# Using the information
(1) Duplicate the part of the materials and methods excerpt that opens with the words containing "MATERIALS AND METHODS" and closes with "et al., 2001).".
(2) Answer these questions from the materials and methods excerpt:
(a) What purity was confirmed for the AFB1 and FB1 standards?
(b) What was the mean particle size of the SB?
(c) What pH did a 6% SB aqueous solution have?

# Excerpt
%%
MATERIALS AND METHODS Chemicals The purities of purchased AFB1 and FB1 standards2 were assayed by HPLC. Their purities were confirmed as being greater than 99%. Demineralized water (HPLC grade) was obtained with Labconco equipment (model 90901-01).3 Commercial SB del Lago4 (SB) was obtained from a mine in Cinco Saltos, Province of Rı´o Negro, Argentina. The chemical composition of the SB was 54.91% SiO2, 21.41% Al2O3, traces of Fe2O3, 0.01% MnO, 0.1% TiO2, traces of CaO, 2.81% MgO, 1.70% Na2O, 0.16% K2O, traces of SO3, 0.05% P2O5, and 5.59% H2O. The mean particle size was 53 µm (99.5%). A 6% SB aqueous solution had pH of 8.5, and the swelling capacity after 24 h was 16 cm3/g. The batch of SB was previously assayed in vitro and in vivo for its ability to adsorb AFB1 (Rosa et al., 2001).
%%
# Material shown
%%
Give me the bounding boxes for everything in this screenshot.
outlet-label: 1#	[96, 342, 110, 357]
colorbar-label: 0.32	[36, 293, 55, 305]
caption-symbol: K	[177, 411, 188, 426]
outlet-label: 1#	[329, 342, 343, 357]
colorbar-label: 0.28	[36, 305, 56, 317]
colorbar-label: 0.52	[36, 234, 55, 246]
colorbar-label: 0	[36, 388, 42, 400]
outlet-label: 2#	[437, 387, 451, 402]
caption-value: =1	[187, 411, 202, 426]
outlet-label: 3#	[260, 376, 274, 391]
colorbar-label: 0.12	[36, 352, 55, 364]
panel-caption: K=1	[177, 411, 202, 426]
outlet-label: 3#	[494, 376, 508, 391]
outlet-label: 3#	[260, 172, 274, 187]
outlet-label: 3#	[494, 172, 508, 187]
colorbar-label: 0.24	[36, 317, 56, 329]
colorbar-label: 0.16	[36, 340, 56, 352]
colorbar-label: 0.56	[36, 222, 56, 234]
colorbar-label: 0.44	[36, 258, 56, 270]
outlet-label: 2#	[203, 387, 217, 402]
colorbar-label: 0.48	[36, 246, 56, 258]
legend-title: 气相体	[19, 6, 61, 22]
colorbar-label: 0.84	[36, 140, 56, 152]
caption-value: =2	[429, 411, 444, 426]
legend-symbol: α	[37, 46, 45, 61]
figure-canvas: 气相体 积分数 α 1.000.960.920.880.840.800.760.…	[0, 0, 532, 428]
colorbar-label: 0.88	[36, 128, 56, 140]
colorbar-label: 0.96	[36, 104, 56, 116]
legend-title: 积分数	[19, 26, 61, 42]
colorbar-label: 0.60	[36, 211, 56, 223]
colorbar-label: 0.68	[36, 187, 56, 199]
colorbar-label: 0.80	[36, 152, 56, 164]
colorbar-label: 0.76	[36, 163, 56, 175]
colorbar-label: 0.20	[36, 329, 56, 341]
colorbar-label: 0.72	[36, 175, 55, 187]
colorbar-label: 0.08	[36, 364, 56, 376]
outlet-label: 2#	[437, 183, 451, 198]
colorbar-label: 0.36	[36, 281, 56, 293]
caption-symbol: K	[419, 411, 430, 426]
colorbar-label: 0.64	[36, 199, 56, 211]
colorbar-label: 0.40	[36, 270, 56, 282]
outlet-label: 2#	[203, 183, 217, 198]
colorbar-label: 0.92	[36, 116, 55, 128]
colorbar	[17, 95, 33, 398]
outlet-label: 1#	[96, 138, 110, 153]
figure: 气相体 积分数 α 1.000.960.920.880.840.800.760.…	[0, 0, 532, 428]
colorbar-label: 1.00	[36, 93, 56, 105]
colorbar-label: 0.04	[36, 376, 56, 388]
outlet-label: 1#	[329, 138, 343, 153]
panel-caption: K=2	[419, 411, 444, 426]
%%
# Answers by task
(1)
MATERIALS AND METHODS Chemicals The purities of purchased AFB1 and FB1 standards2 were assayed by HPLC. Their purities were confirmed as being greater than 99%. Demineralized water (HPLC grade) was obtained with Labconco equipment (model 90901-01).3 Commercial SB del Lago4 (SB) was obtained from a mine in Cinco Saltos, Province of Rı´o Negro, Argentina. The chemical composition of the SB was 54.91% SiO2, 21.41% Al2O3, traces of Fe2O3, 0.01% MnO, 0.1% TiO2, traces of CaO, 2.81% MgO, 1.70% Na2O, 0.16% K2O, traces of SO3, 0.05% P2O5, and 5.59% H2O. The mean particle size was 53 µm (99.5%). A 6% SB aqueous solution had pH of 8.5, and the swelling capacity after 24 h was 16 cm3/g. The batch of SB was previously assayed in vitro and in vivo for its ability to adsorb AFB1 (Rosa et al., 2001).

(2)
(a) Greater than 99%.
(b) 53 µm (99.5%).
(c) 8.5.